# EXERCISE DIRECTIONS
The records below are to be copied word for word, with every picture left out.

****************************************

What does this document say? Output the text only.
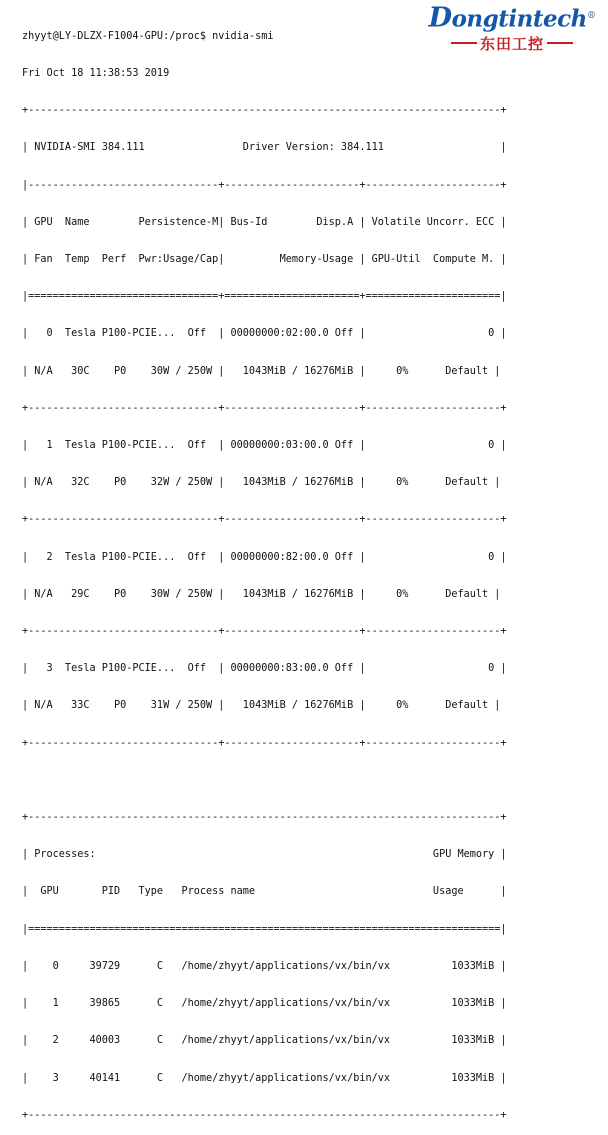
zhyyt@LY-DLZX-F1004-GPU:/proc$ nvidia-smi

Fri Oct 18 11:38:53 2019

+-----------------------------------------------------------------------------+

| NVIDIA-SMI 384.111                Driver Version: 384.111                   |

|-------------------------------+----------------------+----------------------+

| GPU  Name        Persistence-M| Bus-Id        Disp.A | Volatile Uncorr. ECC |

| Fan  Temp  Perf  Pwr:Usage/Cap|         Memory-Usage | GPU-Util  Compute M. |

|===============================+======================+======================|

|   0  Tesla P100-PCIE...  Off  | 00000000:02:00.0 Off |                    0 |

| N/A   30C    P0    30W / 250W |   1043MiB / 16276MiB |     0%      Default |

+-------------------------------+----------------------+----------------------+

|   1  Tesla P100-PCIE...  Off  | 00000000:03:00.0 Off |                    0 |

| N/A   32C    P0    32W / 250W |   1043MiB / 16276MiB |     0%      Default |

+-------------------------------+----------------------+----------------------+

|   2  Tesla P100-PCIE...  Off  | 00000000:82:00.0 Off |                    0 |

| N/A   29C    P0    30W / 250W |   1043MiB / 16276MiB |     0%      Default |

+-------------------------------+----------------------+----------------------+

|   3  Tesla P100-PCIE...  Off  | 00000000:83:00.0 Off |                    0 |

| N/A   33C    P0    31W / 250W |   1043MiB / 16276MiB |     0%      Default |

+-------------------------------+----------------------+----------------------+

+-----------------------------------------------------------------------------+

| Processes:                                                       GPU Memory |

|  GPU       PID   Type   Process name                             Usage      |

|=============================================================================|

|    0     39729      C   /home/zhyyt/applications/vx/bin/vx          1033MiB |

|    1     39865      C   /home/zhyyt/applications/vx/bin/vx          1033MiB |

|    2     40003      C   /home/zhyyt/applications/vx/bin/vx          1033MiB |

|    3     40141      C   /home/zhyyt/applications/vx/bin/vx          1033MiB |

+-----------------------------------------------------------------------------+

Dongtintech®
东田工控
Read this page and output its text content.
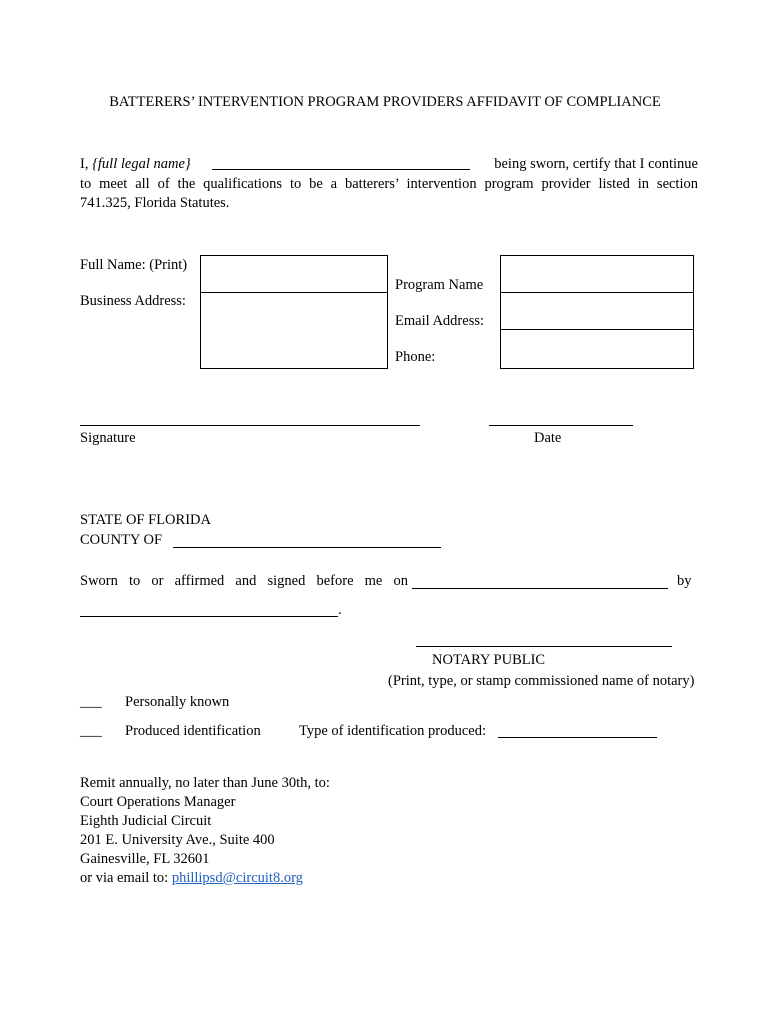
BATTERERS’ INTERVENTION PROGRAM PROVIDERS AFFIDAVIT OF COMPLIANCE
I, {full legal name}	being sworn, certify that I continue
to meet all of the qualifications to be a batterers’ intervention program provider listed in section
741.325, Florida Statutes.
Full Name: (Print)
Business Address:
Program Name
Email Address:
Phone:
Signature	Date
STATE OF FLORIDA
COUNTY OF
Sworn to or affirmed and signed before me on	by
.
NOTARY PUBLIC
(Print, type, or stamp commissioned name of notary)
___ Personally known
___ Produced identification	Type of identification produced:
Remit annually, no later than June 30th, to:
Court Operations Manager
Eighth Judicial Circuit
201 E. University Ave., Suite 400
Gainesville, FL 32601
or via email to: phillipsd@circuit8.org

****************************************

# ANSWER
What does this document say? Output the text only.
zhyyt@LY-DLZX-F1004-GPU:/proc$ nvidia-smi

Fri Oct 18 11:38:53 2019

+-----------------------------------------------------------------------------+

| NVIDIA-SMI 384.111                Driver Version: 384.111                   |

|-------------------------------+----------------------+----------------------+

| GPU  Name        Persistence-M| Bus-Id        Disp.A | Volatile Uncorr. ECC |

| Fan  Temp  Perf  Pwr:Usage/Cap|         Memory-Usage | GPU-Util  Compute M. |

|===============================+======================+======================|

|   0  Tesla P100-PCIE...  Off  | 00000000:02:00.0 Off |                    0 |

| N/A   30C    P0    30W / 250W |   1043MiB / 16276MiB |     0%      Default |

+-------------------------------+----------------------+----------------------+

|   1  Tesla P100-PCIE...  Off  | 00000000:03:00.0 Off |                    0 |

| N/A   32C    P0    32W / 250W |   1043MiB / 16276MiB |     0%      Default |

+-------------------------------+----------------------+----------------------+

|   2  Tesla P100-PCIE...  Off  | 00000000:82:00.0 Off |                    0 |

| N/A   29C    P0    30W / 250W |   1043MiB / 16276MiB |     0%      Default |

+-------------------------------+----------------------+----------------------+

|   3  Tesla P100-PCIE...  Off  | 00000000:83:00.0 Off |                    0 |

| N/A   33C    P0    31W / 250W |   1043MiB / 16276MiB |     0%      Default |

+-------------------------------+----------------------+----------------------+

+-----------------------------------------------------------------------------+

| Processes:                                                       GPU Memory |

|  GPU       PID   Type   Process name                             Usage      |

|=============================================================================|

|    0     39729      C   /home/zhyyt/applications/vx/bin/vx          1033MiB |

|    1     39865      C   /home/zhyyt/applications/vx/bin/vx          1033MiB |

|    2     40003      C   /home/zhyyt/applications/vx/bin/vx          1033MiB |

|    3     40141      C   /home/zhyyt/applications/vx/bin/vx          1033MiB |

+-----------------------------------------------------------------------------+

Dongtintech®
东田工控
Read this page and output its text content.
BATTERERS’ INTERVENTION PROGRAM PROVIDERS AFFIDAVIT OF COMPLIANCE
I, {full legal name}	being sworn, certify that I continue
to meet all of the qualifications to be a batterers’ intervention program provider listed in section
741.325, Florida Statutes.
Full Name: (Print)
Business Address:
Program Name
Email Address:
Phone:
Signature	Date
STATE OF FLORIDA
COUNTY OF
Sworn to or affirmed and signed before me on	by
.
NOTARY PUBLIC
(Print, type, or stamp commissioned name of notary)
___ Personally known
___ Produced identification	Type of identification produced:
Remit annually, no later than June 30th, to:
Court Operations Manager
Eighth Judicial Circuit
201 E. University Ave., Suite 400
Gainesville, FL 32601
or via email to: phillipsd@circuit8.org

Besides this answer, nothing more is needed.